Estratto della fonte:
FERRERO, Filiberto
Nacque a Biella nel 1500 da Maddalena Aimerico Sanseverino e da Gioffredo, signore di Casalvolone, Pezzana e Villata, che, dopo essere stato al servizio del duca di Savoia nel 1502-1503, divenne tesoriere generale delle Entrate dello Stato di Milano durante la dominazione francese. Primo di sette figli, il F., fratello del futuro cardinale Pier Francesco, era nipote dei cardinali Bonifacio e Giovanni Stefano Ferrero, sotto la cui protezione fu avviato alla carriera ecclesiastica. Compì studi giuridici e letterari e il 17 maggio 1518 lo zio Bonifacio, con il consenso di papa Leone X, gli cedette il vescovato di Ivrea.
Bonifacio peraltro si riservò la completa amministrazione della diocesi, il diritto di regresso ed una pensione di 500 ducati. Non avendo a quella data raggiunto ancora l'età canonica, il F. rimase in condizione di grave irregolarità fino a che non fu consacrato il 28 dic. 1532. In realtà, non risiedette mai nella diocesi, di cui prese possesso solo nel 1543 e che pure conservò fino alla morte, né vi fece mai una visita pastorale.Nel 1535 il F. ricevette, sempre dallo zio Bonifacio, l'abbazia di S. Michele della Chiusa (la cedette nel 1538 al fratello Pier Francesco, dal quale la riottenne nel 1549 esercitando il diritto di regresso); nel 1537 ebbe in commenda l'abbazia di S. Stefano d'Ivrea e, successivamente, quella di S. Benigno Canavese, da cui trasse notevoli benefici. Favorito dall'appartenenza ad una potente famiglia e dagli zii che occupavano alti gradi nella gerarchia ecclesiastica, il F. trovò ben presto illustri protettori. Nel 1532 fu nominato da papa Clemente VII nunzio collettore presso il duca di Savoia, Carlo II, in sostituzione di B. Martelli, vescovo di Fiesole. La scelta di un prelato proveniente da una famiglia nobile piemontese non fu casuale, anzi il pontefice sperava che il F. avrebbe incontrato minori resistenze del suo predecessore nei compiti affidatigli, tra i quali la raccolta di denaro per la lotta contro i Turchi e la visita e la riforma, per cui ebbe poteri speciali, delle persone esenti della diocesi di Vercelli.

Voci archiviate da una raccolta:
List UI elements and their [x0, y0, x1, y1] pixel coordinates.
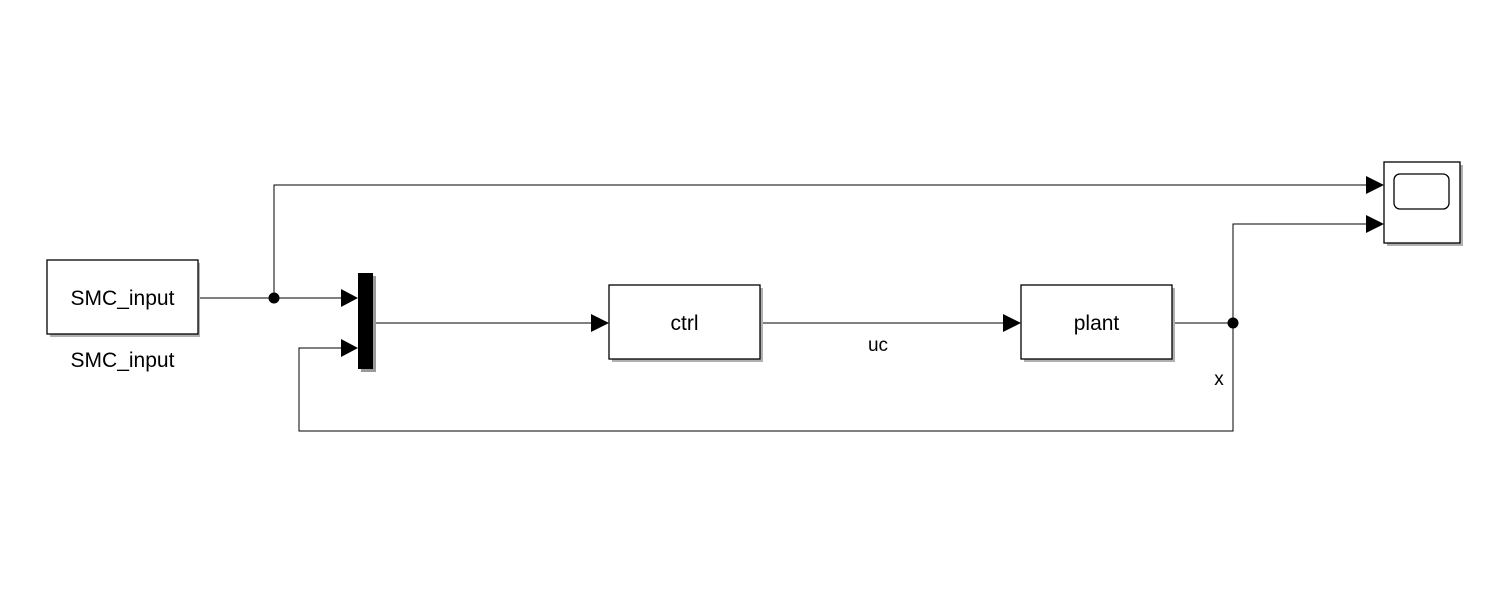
branch-point-output[interactable] [1227, 317, 1239, 329]
signal-label-x[interactable]: x [1214, 369, 1224, 390]
mux-input1-arrow [341, 289, 358, 307]
ctrl-input-arrow [591, 314, 609, 332]
plant-block-label: plant [1074, 312, 1120, 335]
scope-block[interactable] [1383, 161, 1463, 246]
mux-block[interactable] [358, 273, 376, 372]
wire-branch-to-scope-in1[interactable] [273, 184, 1367, 298]
scope-input1-arrow [1366, 176, 1384, 194]
scope-screen-icon [1393, 173, 1450, 210]
ctrl-block[interactable]: ctrl [608, 284, 763, 362]
smc-input-block-label: SMC_input [71, 287, 175, 310]
wire-branch-to-scope-in2[interactable] [1232, 223, 1367, 323]
scope-input2-arrow [1366, 215, 1384, 233]
ctrl-block-label: ctrl [671, 312, 699, 335]
wire-feedback-to-mux-in2[interactable] [298, 323, 1234, 432]
plant-input-arrow [1003, 314, 1021, 332]
branch-point-input[interactable] [268, 292, 280, 304]
mux-input2-arrow [341, 339, 358, 357]
smc-input-block[interactable]: SMC_input [46, 259, 200, 337]
signal-label-uc[interactable]: uc [868, 335, 888, 356]
smc-input-caption[interactable]: SMC_input [71, 349, 175, 372]
plant-block[interactable]: plant [1020, 284, 1175, 362]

Problemi e compiti:
1/ Elencare tutte le abbazie che il testo su Filiberto Ferrero attribuisce a lui.
2/ Secondo il testo su Filiberto Ferrero, perché Clemente VII scelse proprio lui come nunzio collettore presso il duca di Savoia?
3/ Proseguire il testo su Filiberto Ferrero a partire dalla frase che termina con "delle persone esenti della diocesi di Vercelli."
Le voci sono materiale a sé stante, distinto dal testo su Filiberto Ferrero.

Risposte per compito:
1/ S. Michele della Chiusa, S. Stefano d'Ivrea, S. Benigno Canavese.

2/ La scelta di un prelato di famiglia nobile piemontese non fu casuale. Il pontefice sperava che il F. incontrasse minori resistenze del suo predecessore nei compiti affidatigli. Tra questi c'erano la raccolta di denaro per la lotta contro i Turchi e la visita e la riforma delle persone esenti della diocesi di Vercelli.

3/
Nel novembre del 1534 il F. fu nominato governatore di Piacenza, che raggiunse il 14 di quello stesso mese, pur mantenendo la nunziatura di Savoia, poiché il papa non provvide a sostituirlo se non verso la metà del 1540.
A Piacenza il F. fu l'interprete della nuova politica fiscale voluta da Paolo III che, nel timore di tumulti, con un breve del 26 febbr. 1535 confermò ai Piacentini i privilegi concessi dai suoi predecessori, stabilendo che neanche il governatore avrebbe potuto imporre le gabelle senza l'assenso degli ufficiali del Comune. Il F. inoltre si adoperò nella ricostruzione di molti edifici che erano andati distrutti durante il terremoto verificatosi nella notte tra il 1º ed il 2 genn. 1535; su suo ordine infatti fu eretto il bastione di S. Antonino, furono fortificate le mura ed aperte la porta di S. Raimondo e quella di S. Paolo, che il F. inaugurò l'8 ottobre di quello stesso anno.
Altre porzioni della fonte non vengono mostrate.